• [What is asked]
Search the material for the word "Answer" and copy each line that holds it.

##### Data shown #####

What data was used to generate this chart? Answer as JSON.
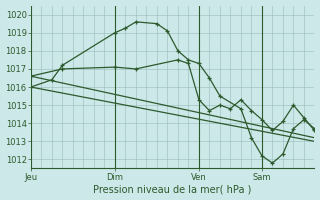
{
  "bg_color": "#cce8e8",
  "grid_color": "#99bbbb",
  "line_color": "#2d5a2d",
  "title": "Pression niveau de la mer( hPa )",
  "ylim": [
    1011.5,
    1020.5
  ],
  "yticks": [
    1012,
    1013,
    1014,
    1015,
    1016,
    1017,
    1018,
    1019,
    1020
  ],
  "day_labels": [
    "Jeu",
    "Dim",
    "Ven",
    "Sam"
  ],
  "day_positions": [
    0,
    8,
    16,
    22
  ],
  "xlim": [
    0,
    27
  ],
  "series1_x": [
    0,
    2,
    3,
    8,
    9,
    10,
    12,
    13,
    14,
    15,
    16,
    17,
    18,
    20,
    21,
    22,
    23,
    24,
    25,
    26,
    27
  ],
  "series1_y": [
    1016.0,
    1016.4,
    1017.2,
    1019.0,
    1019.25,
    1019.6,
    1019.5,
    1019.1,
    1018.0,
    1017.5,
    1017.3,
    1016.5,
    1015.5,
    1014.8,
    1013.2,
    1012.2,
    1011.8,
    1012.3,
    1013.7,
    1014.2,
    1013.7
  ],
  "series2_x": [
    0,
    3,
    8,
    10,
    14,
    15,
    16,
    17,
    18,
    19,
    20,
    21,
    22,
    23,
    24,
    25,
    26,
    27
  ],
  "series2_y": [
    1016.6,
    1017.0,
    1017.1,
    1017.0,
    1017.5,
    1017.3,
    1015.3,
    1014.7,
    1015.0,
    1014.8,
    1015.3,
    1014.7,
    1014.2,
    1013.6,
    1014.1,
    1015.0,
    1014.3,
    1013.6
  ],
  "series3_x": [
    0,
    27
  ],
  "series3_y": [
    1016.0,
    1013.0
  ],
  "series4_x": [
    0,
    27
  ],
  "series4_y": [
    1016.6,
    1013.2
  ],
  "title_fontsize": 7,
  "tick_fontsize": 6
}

#####
##### Data shown #####

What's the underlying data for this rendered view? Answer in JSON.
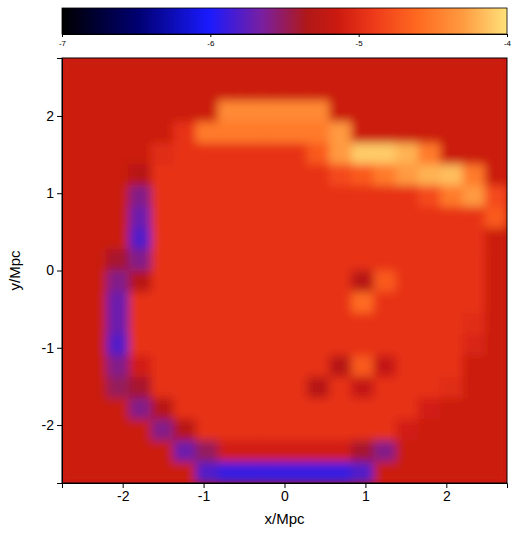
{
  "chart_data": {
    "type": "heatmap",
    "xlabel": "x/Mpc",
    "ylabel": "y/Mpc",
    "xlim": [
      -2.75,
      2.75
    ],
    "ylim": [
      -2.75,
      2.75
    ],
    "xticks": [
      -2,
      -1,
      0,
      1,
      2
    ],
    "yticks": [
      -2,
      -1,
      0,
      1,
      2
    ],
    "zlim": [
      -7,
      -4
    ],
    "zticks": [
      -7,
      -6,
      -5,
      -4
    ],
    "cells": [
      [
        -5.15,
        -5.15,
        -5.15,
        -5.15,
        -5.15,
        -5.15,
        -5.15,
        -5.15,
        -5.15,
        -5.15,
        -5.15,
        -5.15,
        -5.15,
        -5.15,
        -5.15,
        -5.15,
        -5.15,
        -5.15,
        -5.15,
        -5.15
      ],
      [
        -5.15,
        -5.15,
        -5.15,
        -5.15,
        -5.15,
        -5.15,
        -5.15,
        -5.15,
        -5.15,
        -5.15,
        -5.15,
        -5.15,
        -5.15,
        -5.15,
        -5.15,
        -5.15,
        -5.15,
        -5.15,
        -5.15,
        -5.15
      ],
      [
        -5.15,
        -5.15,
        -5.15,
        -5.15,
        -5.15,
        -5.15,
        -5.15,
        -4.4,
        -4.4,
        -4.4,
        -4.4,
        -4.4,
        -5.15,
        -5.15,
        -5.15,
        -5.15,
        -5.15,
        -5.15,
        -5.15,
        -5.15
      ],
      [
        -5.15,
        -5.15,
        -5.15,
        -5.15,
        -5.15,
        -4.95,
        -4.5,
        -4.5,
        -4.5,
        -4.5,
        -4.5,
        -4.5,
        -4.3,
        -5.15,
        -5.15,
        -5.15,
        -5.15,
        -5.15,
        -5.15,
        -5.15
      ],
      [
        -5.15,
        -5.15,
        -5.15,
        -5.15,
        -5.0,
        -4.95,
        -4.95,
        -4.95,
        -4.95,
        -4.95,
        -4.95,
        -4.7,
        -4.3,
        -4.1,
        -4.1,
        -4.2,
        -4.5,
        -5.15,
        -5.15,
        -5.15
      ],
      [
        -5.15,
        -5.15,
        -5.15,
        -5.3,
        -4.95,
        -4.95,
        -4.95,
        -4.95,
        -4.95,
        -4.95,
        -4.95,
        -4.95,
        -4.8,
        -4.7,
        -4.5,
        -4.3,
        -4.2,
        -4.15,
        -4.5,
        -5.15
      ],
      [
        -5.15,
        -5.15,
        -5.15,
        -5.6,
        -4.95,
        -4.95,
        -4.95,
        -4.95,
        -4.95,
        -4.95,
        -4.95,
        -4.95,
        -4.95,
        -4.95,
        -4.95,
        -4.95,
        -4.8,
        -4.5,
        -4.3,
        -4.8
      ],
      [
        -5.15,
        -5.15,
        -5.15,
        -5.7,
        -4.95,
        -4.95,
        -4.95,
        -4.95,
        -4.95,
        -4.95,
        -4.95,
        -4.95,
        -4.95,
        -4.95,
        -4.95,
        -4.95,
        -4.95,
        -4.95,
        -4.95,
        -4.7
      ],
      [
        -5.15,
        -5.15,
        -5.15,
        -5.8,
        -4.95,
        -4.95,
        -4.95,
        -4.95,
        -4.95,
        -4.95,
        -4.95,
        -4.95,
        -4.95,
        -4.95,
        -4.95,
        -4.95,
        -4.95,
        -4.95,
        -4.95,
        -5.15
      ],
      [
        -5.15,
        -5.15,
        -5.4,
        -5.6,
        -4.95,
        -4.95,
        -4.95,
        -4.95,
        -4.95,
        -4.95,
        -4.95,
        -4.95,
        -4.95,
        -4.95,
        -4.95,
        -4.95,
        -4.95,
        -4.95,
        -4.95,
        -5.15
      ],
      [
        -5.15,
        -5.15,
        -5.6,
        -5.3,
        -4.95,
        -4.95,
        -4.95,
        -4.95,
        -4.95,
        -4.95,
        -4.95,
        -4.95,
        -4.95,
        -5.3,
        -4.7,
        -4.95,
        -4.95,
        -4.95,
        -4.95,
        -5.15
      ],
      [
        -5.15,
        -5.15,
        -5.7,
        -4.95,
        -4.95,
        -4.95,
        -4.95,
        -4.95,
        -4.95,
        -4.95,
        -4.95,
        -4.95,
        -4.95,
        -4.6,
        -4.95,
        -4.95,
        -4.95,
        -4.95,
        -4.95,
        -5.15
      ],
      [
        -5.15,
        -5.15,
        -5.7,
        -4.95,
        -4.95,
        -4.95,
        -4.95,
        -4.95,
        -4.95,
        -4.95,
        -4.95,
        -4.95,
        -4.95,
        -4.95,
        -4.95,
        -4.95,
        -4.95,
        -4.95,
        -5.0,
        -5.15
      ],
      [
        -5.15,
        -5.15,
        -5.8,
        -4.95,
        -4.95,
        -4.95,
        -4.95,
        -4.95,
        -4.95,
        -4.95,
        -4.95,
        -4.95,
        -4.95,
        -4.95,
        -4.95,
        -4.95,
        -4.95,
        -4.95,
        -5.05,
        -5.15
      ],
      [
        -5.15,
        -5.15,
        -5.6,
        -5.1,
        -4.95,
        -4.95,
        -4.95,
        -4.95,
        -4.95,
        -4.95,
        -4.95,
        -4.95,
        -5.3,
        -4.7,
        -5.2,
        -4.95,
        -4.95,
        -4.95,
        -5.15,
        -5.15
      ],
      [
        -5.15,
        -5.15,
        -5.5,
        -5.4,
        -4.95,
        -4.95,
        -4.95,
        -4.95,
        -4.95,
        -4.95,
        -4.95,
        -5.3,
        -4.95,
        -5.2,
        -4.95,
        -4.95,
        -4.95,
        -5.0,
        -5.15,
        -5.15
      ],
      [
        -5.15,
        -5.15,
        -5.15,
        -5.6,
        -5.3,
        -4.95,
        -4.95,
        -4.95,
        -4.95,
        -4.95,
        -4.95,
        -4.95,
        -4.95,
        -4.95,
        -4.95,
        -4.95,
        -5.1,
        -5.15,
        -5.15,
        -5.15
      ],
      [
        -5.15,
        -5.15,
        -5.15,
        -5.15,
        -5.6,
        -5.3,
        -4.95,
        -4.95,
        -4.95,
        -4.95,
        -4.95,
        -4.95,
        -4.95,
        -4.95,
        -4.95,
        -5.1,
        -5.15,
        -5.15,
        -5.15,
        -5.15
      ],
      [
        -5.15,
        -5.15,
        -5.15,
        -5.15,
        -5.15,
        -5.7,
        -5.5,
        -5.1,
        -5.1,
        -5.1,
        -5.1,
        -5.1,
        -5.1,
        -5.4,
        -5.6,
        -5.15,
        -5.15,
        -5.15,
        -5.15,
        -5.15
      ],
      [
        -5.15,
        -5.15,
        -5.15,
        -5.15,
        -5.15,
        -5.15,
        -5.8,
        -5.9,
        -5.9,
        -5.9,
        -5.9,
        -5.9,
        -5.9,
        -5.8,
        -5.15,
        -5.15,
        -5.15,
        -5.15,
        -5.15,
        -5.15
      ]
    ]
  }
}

#####

• [Output]
What data was used to generate this chart? Answer as JSON.
What's the underlying data for this rendered view? Answer in JSON.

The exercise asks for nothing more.